■ **Figure content listings**
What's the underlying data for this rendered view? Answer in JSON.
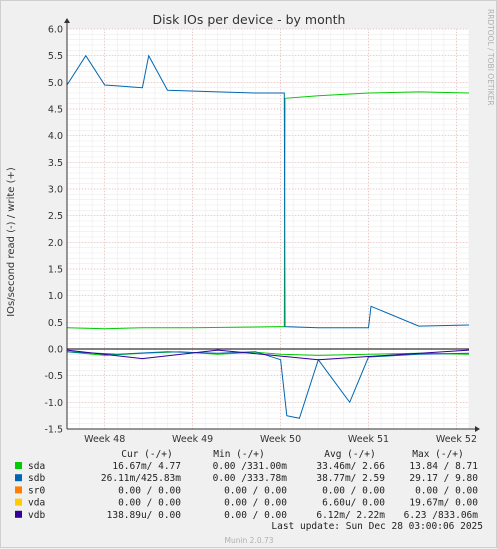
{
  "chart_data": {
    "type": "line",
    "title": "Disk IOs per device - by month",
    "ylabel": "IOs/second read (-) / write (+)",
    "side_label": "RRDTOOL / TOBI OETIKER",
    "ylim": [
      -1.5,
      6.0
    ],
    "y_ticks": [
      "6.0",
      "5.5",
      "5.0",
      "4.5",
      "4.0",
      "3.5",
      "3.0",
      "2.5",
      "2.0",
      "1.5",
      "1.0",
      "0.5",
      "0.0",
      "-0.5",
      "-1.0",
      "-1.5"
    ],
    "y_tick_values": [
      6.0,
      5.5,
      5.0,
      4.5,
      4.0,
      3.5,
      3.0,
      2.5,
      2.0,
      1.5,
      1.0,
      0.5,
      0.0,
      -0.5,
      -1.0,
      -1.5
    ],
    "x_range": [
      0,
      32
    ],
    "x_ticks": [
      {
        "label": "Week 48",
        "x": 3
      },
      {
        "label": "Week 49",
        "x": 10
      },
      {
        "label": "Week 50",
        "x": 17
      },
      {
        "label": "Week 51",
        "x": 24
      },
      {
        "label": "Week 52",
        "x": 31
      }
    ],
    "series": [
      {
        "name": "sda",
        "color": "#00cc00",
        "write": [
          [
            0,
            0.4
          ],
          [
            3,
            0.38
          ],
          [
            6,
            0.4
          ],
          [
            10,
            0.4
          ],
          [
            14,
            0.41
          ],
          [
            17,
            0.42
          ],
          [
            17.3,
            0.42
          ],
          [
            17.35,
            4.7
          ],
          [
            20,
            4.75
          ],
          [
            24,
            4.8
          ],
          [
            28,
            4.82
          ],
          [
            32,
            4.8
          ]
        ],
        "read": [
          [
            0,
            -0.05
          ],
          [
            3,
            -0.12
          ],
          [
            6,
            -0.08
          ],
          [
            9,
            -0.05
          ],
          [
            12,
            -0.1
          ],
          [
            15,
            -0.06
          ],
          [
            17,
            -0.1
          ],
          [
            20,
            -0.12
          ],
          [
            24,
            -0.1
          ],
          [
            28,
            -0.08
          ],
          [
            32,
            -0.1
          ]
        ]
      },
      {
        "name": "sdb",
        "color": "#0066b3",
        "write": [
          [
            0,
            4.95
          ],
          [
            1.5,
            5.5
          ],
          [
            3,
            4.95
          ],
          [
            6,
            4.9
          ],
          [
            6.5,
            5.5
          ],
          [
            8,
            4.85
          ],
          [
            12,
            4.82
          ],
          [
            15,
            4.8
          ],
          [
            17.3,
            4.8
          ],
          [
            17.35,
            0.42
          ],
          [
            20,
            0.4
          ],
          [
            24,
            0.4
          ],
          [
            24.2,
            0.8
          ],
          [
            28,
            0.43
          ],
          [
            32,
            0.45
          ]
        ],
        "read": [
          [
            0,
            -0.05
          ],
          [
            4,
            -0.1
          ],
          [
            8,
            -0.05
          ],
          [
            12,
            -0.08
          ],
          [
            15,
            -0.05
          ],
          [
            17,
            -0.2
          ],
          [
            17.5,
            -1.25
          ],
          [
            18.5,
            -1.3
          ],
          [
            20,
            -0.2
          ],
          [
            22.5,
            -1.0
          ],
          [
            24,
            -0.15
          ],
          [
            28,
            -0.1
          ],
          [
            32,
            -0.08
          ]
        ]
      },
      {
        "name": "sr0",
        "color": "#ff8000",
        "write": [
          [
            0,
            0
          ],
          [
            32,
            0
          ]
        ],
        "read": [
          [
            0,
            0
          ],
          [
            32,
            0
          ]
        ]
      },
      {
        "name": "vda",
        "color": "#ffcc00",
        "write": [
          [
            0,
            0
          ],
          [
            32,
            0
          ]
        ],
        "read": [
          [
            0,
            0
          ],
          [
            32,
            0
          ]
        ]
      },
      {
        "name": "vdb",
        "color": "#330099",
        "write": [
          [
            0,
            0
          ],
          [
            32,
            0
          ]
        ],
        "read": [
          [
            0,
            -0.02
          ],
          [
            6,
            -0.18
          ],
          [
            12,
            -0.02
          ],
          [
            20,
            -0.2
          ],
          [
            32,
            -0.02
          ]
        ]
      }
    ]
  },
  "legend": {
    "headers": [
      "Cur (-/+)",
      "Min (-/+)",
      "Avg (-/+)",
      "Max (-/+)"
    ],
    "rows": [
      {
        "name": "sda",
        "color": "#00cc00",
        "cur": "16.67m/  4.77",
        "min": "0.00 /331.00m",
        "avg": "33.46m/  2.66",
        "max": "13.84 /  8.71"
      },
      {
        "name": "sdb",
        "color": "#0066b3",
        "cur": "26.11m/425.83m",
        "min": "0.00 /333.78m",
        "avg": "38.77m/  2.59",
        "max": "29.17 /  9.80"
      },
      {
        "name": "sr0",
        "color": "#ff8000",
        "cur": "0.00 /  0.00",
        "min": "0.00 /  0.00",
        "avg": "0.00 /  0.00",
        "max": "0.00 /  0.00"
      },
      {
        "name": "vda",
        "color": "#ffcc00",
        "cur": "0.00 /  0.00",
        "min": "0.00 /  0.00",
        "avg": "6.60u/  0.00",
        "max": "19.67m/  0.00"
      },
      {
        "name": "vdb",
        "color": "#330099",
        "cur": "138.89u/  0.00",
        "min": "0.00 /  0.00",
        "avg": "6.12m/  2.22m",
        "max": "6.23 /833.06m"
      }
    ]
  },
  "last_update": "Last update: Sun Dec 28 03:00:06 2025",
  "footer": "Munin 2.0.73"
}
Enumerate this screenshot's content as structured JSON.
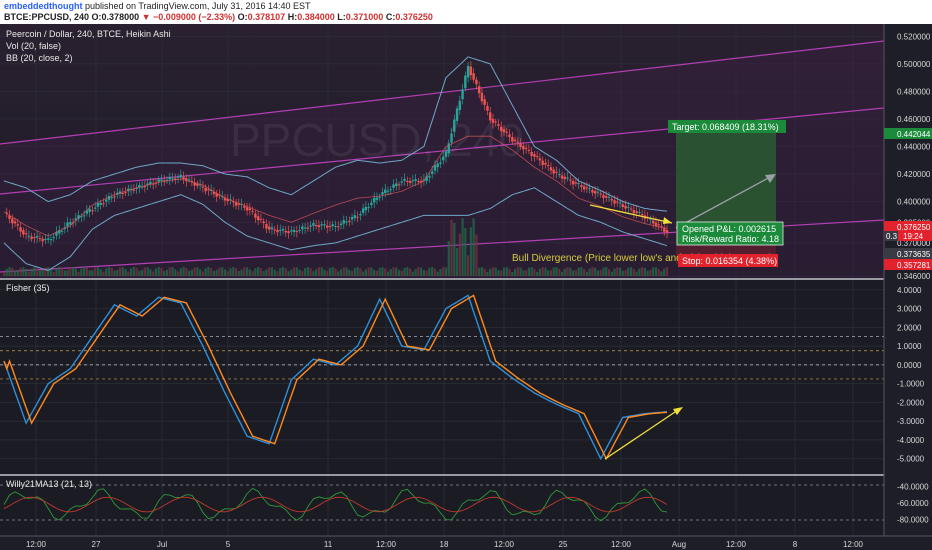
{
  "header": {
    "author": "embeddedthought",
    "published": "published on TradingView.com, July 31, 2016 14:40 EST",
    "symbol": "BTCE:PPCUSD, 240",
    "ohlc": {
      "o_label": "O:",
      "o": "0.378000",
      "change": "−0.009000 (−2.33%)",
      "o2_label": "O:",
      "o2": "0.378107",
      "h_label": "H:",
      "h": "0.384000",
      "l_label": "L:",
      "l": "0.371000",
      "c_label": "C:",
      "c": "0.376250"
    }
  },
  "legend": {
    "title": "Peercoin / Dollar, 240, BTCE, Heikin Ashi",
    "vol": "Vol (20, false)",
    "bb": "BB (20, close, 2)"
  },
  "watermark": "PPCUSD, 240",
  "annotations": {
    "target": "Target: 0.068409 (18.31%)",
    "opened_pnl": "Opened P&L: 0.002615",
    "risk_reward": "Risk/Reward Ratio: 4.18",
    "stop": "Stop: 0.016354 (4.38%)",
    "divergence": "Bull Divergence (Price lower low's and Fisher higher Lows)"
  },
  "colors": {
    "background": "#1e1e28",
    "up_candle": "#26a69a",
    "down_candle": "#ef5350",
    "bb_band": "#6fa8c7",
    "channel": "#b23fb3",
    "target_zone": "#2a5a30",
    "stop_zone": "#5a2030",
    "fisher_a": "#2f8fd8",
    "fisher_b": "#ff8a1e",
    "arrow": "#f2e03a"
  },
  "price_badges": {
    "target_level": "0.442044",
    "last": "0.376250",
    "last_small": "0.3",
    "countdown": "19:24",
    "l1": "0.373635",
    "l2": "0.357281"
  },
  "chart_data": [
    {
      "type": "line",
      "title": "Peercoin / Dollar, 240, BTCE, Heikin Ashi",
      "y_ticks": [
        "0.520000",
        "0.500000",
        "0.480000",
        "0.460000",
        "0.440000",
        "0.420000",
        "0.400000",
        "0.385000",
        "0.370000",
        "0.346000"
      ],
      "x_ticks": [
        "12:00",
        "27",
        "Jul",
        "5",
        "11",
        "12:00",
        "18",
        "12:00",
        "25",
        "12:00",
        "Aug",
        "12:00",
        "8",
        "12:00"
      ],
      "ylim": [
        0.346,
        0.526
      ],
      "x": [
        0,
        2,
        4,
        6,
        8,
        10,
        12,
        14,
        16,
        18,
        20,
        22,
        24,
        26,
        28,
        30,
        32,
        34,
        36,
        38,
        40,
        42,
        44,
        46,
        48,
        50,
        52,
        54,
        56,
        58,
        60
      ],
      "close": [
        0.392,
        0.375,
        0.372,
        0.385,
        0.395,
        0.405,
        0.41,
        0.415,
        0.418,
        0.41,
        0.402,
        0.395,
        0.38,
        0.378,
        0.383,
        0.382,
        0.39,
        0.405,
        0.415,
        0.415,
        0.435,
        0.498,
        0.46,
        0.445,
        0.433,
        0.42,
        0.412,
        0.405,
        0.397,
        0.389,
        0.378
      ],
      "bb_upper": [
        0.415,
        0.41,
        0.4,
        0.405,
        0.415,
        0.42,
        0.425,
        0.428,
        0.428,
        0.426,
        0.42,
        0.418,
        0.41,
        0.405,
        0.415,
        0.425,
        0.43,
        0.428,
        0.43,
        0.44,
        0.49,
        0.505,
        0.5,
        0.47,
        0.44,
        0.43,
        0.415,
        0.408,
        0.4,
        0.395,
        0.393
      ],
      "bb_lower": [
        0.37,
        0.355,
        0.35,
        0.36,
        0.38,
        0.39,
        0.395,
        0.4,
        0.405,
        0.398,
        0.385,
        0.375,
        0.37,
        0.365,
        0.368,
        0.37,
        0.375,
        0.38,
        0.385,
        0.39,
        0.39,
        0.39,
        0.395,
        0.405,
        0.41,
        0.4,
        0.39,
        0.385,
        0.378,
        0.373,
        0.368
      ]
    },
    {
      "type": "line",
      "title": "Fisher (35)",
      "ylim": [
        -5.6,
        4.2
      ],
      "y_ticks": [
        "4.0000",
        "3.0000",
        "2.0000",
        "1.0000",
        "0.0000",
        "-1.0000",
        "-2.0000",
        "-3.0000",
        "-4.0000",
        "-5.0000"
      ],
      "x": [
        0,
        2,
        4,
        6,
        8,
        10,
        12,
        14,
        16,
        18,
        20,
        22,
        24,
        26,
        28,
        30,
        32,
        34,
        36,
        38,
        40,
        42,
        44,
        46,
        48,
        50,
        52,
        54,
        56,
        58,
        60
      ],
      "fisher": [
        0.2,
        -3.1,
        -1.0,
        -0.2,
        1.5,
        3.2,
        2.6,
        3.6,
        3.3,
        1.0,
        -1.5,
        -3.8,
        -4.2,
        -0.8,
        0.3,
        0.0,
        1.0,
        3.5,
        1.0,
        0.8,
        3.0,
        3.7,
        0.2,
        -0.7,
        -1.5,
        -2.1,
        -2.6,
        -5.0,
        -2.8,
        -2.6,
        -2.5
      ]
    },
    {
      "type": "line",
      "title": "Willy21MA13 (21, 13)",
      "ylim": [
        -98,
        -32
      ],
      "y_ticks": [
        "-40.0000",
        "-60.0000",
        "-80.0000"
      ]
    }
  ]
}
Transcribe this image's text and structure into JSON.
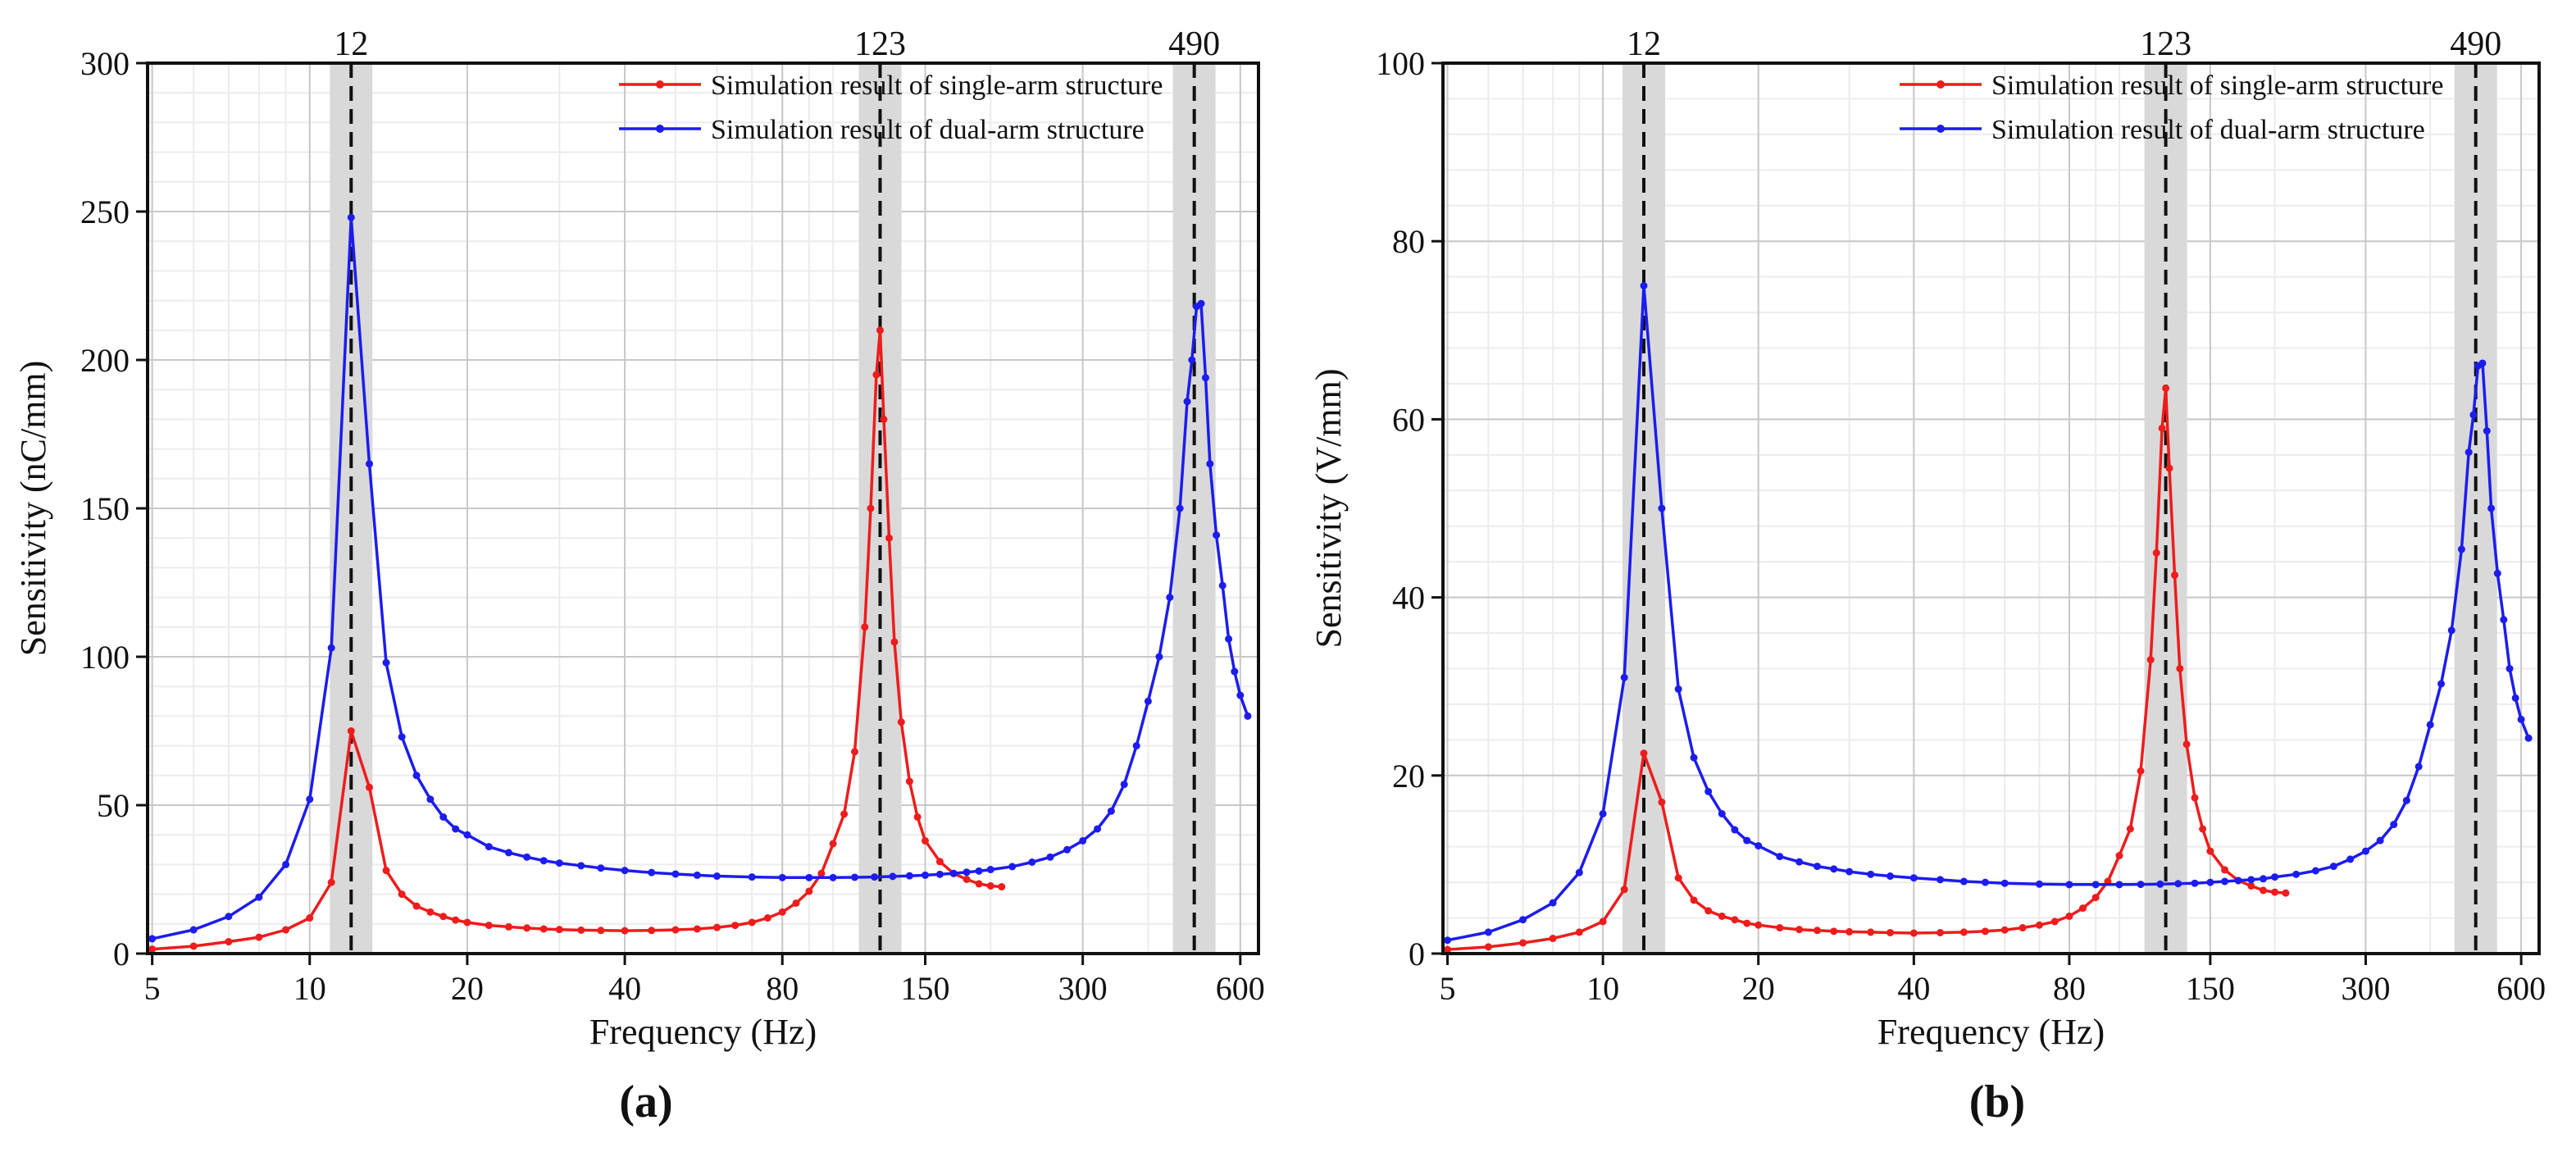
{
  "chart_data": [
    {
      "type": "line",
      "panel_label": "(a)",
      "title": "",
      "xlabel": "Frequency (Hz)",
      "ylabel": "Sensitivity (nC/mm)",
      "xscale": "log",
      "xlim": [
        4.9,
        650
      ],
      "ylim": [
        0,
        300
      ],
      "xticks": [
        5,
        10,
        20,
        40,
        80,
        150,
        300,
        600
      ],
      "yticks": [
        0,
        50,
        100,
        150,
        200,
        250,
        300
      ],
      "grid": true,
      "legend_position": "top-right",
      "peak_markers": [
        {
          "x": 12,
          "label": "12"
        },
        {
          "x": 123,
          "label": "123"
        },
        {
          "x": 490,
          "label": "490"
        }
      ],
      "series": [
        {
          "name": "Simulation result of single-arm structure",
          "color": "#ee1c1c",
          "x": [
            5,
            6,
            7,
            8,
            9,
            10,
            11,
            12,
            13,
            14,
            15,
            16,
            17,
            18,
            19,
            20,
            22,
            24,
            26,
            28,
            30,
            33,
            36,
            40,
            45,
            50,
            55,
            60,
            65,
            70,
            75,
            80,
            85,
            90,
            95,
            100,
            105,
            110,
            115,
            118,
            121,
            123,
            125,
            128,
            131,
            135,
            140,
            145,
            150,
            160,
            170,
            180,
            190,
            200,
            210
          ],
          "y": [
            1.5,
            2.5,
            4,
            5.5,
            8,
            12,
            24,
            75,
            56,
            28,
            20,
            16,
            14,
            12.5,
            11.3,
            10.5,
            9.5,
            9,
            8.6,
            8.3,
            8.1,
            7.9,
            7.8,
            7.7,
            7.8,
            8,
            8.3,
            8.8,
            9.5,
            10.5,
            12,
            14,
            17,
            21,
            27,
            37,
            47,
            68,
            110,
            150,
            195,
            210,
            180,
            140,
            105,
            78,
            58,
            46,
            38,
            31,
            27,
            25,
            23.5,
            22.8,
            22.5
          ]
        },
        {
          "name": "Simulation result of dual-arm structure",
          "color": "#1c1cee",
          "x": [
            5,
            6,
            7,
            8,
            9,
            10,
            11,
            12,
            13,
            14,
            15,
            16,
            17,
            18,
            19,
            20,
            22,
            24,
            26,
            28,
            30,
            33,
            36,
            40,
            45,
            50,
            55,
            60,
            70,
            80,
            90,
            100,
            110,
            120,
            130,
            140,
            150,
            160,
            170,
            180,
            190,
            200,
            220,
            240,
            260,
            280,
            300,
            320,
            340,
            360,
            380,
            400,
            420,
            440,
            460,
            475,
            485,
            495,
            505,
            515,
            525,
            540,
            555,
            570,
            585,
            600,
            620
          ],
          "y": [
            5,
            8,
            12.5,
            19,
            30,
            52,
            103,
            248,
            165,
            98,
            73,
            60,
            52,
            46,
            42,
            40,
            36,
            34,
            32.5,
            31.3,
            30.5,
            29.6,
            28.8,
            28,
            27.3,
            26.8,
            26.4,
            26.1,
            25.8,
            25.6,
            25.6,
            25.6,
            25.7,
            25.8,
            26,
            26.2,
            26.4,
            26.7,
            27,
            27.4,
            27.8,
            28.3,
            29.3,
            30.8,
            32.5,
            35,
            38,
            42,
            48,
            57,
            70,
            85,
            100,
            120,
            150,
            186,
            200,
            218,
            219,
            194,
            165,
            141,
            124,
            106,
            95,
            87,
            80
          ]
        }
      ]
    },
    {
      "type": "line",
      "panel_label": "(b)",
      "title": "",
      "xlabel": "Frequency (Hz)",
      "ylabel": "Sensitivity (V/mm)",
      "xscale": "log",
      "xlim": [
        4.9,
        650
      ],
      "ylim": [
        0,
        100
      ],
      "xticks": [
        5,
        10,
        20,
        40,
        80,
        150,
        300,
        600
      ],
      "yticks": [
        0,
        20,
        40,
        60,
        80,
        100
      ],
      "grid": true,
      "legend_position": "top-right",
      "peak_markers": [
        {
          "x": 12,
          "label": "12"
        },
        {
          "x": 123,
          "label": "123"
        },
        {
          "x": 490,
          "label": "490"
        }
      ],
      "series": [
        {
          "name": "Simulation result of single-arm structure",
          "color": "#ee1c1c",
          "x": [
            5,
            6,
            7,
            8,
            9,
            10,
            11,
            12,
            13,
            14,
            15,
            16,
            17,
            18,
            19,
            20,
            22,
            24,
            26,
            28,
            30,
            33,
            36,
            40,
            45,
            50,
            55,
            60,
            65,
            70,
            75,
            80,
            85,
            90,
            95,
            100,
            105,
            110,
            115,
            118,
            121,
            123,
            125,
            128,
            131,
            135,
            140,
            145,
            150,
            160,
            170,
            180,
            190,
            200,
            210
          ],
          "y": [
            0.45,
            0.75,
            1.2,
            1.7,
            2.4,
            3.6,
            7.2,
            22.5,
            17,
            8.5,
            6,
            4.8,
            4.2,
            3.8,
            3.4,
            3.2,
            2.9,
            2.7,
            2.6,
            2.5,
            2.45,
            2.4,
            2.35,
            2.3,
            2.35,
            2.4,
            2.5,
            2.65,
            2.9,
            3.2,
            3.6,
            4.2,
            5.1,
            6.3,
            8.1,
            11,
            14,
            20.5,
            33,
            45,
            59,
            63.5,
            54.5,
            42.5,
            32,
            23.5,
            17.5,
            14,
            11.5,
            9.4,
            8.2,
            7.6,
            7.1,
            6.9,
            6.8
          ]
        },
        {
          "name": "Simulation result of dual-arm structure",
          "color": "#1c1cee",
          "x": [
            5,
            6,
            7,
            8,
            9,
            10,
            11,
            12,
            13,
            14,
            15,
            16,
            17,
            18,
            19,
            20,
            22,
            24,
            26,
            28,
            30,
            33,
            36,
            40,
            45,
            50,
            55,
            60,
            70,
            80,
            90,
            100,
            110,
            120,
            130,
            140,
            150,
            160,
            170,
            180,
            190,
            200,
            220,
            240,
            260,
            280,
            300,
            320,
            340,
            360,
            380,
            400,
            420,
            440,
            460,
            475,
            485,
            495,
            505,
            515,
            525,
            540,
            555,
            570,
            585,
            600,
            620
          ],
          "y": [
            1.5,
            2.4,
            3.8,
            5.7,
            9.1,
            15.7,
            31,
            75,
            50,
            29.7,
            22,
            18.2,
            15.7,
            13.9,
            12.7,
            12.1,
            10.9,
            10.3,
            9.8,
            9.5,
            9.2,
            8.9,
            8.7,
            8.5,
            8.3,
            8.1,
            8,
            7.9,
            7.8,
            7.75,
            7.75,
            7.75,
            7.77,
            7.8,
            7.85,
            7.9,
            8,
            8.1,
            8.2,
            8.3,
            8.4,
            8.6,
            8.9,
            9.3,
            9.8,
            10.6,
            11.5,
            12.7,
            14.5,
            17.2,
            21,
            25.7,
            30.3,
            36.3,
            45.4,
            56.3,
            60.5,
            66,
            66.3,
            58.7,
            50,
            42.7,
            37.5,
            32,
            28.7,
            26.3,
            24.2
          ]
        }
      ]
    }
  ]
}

■ **Exercise objective**
Lines that hold "BTCE" are the ones to copy; find all of them.

■ **Reply to the task**
    "symbol": "BTCE:PPCUSD, 240",
    "title": "Peercoin / Dollar, 240, BTCE, Heikin Ashi",
      "title": "Peercoin / Dollar, 240, BTCE, Heikin Ashi",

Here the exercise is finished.